Using the listing below, report all lines holding the word "overline".

(Raw records)
================

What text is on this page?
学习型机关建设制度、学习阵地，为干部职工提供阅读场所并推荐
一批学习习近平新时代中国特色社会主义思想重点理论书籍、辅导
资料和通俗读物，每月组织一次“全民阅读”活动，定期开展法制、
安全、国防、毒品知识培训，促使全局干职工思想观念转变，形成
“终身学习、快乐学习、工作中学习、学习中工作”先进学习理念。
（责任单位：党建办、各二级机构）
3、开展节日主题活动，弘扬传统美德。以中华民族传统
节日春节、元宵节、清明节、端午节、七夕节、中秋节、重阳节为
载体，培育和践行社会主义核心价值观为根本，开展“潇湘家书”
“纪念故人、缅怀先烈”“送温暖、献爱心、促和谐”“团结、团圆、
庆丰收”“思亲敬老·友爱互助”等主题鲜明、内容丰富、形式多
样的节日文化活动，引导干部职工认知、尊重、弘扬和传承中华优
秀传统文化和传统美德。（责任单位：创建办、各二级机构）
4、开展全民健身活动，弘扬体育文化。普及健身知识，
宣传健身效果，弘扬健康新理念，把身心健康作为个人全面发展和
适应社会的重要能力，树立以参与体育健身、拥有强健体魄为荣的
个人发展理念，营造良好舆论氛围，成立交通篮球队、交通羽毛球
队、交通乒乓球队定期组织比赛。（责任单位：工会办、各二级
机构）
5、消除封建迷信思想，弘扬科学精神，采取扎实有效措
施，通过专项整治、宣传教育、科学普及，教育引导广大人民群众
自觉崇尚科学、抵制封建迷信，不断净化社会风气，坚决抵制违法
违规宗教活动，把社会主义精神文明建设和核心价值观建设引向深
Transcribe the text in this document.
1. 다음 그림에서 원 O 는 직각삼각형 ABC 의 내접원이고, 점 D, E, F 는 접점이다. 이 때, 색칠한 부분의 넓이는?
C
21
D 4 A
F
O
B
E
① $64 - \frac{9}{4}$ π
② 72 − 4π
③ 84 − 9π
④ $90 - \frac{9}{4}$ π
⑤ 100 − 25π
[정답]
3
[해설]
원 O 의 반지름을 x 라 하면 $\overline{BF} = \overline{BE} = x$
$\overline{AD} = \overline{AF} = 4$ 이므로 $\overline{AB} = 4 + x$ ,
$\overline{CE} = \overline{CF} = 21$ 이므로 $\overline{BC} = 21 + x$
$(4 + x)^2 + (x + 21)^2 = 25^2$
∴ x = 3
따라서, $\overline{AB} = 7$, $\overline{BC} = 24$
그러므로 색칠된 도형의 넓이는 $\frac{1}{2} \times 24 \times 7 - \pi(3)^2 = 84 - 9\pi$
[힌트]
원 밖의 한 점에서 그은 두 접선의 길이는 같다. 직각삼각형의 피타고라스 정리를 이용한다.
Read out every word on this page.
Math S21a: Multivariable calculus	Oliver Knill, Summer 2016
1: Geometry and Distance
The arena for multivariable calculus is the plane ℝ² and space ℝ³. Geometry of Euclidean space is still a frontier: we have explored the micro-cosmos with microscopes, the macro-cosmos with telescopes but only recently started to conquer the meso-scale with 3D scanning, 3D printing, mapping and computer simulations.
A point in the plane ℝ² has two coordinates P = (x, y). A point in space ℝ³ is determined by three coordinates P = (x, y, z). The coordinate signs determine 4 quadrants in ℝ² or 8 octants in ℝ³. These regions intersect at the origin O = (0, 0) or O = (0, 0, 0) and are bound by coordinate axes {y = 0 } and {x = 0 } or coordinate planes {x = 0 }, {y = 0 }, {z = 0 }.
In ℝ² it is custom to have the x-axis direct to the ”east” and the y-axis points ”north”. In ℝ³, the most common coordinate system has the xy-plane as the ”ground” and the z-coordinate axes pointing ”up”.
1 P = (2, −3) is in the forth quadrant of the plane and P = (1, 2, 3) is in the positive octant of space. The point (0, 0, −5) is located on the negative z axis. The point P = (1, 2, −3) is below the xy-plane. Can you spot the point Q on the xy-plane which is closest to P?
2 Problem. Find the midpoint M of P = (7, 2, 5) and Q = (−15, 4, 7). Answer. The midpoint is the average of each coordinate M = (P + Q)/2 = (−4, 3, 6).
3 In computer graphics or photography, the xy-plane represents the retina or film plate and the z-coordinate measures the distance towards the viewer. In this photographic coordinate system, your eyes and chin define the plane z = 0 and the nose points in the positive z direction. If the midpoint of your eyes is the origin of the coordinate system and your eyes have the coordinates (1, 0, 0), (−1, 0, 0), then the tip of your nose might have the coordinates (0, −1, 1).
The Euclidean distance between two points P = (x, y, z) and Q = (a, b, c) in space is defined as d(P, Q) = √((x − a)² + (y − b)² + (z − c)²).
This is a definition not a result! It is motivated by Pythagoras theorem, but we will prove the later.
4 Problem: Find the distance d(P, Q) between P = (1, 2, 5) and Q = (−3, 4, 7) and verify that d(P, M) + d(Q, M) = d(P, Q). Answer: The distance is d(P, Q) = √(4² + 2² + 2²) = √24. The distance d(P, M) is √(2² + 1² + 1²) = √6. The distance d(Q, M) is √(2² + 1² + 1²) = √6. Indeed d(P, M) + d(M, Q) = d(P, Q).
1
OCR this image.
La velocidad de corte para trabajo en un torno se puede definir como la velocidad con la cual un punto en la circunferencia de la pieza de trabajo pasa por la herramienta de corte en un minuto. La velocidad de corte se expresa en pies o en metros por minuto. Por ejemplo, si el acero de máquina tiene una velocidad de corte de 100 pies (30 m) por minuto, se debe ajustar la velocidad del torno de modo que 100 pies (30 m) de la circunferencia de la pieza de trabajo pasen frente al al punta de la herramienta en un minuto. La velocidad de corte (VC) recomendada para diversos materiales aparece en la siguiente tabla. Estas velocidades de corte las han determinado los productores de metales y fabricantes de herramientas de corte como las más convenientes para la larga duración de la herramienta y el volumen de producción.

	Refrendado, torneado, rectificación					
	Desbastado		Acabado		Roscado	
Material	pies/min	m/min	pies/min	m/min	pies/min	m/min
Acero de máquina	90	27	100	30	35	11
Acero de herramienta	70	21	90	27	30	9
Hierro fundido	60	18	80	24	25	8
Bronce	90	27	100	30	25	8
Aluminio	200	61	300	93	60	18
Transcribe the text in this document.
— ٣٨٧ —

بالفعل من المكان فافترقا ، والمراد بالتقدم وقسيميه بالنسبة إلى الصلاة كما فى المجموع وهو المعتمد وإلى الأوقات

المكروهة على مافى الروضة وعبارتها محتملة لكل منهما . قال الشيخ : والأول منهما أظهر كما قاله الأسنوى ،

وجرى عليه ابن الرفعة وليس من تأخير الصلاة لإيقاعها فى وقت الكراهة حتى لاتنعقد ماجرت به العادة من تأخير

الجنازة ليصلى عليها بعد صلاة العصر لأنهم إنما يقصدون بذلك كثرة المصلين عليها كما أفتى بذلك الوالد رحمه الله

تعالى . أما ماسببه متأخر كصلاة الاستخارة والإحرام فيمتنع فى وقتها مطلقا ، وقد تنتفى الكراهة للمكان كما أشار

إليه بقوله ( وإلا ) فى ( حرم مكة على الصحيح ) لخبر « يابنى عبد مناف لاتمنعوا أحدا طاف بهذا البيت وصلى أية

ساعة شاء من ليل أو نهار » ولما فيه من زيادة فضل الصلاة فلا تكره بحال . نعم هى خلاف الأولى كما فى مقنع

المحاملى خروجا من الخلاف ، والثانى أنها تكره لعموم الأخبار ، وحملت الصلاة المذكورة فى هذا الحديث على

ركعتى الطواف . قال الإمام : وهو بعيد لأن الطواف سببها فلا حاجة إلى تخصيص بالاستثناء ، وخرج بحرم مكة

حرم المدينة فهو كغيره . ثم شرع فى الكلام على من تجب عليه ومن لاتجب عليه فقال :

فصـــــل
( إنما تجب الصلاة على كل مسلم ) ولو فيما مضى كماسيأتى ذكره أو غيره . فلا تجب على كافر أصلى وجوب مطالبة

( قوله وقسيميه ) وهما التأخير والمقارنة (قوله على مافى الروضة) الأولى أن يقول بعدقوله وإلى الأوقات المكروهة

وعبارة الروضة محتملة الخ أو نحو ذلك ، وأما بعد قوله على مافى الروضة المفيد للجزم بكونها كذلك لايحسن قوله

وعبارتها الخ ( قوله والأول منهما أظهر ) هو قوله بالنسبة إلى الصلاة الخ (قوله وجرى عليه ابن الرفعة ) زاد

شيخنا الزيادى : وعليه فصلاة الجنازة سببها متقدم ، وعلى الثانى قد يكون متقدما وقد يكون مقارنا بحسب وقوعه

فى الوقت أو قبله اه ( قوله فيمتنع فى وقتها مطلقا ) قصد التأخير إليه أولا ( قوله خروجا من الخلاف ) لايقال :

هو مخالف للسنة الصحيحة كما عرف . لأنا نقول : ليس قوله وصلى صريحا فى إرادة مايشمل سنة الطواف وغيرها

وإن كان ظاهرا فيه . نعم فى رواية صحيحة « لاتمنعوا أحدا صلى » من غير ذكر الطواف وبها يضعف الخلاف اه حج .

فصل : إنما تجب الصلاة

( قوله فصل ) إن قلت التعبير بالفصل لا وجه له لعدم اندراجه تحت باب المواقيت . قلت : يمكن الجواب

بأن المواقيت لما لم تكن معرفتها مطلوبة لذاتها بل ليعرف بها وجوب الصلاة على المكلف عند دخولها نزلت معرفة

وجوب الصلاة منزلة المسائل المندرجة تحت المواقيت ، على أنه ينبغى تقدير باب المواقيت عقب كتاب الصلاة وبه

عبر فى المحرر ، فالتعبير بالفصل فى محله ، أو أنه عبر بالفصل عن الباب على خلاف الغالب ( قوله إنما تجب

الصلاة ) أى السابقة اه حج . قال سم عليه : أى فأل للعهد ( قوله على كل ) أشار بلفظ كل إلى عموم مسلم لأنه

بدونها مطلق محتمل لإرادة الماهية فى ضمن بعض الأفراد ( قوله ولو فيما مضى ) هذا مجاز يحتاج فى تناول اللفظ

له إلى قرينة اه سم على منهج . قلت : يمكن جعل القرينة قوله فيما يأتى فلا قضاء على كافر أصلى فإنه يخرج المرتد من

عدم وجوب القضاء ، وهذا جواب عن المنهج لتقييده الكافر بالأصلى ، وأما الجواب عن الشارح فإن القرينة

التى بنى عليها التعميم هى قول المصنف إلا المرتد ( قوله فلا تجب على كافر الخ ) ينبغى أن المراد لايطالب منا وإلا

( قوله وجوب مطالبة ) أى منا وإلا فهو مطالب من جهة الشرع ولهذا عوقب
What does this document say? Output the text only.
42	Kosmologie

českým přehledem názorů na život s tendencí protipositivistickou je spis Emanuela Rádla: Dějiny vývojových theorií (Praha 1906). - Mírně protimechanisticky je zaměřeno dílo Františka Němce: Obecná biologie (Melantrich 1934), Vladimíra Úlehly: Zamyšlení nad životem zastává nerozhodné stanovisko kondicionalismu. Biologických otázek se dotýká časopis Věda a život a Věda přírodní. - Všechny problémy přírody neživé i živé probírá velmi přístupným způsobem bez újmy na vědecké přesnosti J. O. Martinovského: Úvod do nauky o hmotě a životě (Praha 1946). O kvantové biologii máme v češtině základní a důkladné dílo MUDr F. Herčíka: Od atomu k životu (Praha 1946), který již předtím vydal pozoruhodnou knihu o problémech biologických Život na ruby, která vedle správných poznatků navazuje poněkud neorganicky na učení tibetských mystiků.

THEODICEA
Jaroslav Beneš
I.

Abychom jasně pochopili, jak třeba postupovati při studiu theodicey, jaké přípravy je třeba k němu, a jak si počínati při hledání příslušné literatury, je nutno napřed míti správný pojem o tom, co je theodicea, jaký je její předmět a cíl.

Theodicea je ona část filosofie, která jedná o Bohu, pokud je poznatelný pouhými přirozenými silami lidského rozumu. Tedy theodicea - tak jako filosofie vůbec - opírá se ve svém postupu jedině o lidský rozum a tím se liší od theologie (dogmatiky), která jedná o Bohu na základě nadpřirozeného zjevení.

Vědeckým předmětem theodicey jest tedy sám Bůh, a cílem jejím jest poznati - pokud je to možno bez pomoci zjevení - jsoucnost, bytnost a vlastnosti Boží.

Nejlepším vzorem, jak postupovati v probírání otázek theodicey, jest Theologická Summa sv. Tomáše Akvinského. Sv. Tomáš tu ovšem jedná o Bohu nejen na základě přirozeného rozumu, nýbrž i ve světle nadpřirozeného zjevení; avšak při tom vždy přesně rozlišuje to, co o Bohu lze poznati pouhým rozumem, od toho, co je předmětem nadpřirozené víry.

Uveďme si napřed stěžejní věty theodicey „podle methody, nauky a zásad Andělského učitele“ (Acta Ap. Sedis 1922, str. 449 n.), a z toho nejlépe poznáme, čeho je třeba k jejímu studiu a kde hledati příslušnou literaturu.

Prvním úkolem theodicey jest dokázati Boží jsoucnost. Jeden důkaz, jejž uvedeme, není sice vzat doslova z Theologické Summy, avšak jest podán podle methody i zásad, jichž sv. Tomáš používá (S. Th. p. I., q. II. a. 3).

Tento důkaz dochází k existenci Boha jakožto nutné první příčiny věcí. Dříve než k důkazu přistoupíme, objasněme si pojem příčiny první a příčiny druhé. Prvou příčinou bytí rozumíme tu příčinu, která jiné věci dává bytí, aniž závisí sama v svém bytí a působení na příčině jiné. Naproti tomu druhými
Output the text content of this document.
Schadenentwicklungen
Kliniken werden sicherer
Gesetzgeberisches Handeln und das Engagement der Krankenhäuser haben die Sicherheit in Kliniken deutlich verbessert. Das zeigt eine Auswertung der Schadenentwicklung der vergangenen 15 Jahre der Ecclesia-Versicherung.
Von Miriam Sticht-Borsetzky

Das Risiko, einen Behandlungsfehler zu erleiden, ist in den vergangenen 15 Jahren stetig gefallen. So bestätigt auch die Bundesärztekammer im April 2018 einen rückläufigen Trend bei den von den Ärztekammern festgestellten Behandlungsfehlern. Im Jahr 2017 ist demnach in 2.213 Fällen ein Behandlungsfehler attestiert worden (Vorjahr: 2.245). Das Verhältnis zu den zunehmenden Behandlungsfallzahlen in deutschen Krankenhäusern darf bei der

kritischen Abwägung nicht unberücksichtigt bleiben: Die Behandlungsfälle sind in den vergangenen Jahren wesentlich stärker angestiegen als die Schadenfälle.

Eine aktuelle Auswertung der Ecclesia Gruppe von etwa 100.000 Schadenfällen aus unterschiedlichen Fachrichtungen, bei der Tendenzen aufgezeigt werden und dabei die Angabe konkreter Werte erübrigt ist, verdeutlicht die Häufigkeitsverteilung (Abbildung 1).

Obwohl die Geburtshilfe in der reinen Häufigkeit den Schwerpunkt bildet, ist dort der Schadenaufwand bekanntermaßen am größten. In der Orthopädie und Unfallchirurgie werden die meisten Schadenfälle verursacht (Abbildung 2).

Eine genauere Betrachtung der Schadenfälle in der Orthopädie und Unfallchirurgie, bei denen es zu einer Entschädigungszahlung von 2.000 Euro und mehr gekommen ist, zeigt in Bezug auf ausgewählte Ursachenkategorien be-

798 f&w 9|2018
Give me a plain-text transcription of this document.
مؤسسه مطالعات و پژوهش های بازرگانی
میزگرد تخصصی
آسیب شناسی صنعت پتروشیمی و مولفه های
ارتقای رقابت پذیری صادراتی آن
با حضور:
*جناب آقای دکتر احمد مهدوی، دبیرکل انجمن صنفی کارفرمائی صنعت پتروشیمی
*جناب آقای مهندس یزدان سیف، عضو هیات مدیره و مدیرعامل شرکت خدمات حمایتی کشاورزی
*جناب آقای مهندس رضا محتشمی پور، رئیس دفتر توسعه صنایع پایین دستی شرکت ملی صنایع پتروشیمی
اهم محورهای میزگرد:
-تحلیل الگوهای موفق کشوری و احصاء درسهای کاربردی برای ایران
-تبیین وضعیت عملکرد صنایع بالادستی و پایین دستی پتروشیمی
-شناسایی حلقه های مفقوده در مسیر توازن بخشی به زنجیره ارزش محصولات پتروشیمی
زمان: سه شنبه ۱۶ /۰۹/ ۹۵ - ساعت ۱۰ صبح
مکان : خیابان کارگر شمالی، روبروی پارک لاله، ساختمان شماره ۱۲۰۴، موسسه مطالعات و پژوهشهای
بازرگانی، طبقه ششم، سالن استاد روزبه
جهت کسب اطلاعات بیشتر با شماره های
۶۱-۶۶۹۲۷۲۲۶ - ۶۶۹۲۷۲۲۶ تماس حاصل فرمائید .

================

Response below:
원 O 의 반지름을 x 라 하면 $\overline{BF} = \overline{BE} = x$
$\overline{AD} = \overline{AF} = 4$ 이므로 $\overline{AB} = 4 + x$ ,
$\overline{CE} = \overline{CF} = 21$ 이므로 $\overline{BC} = 21 + x$
따라서, $\overline{AB} = 7$, $\overline{BC} = 24$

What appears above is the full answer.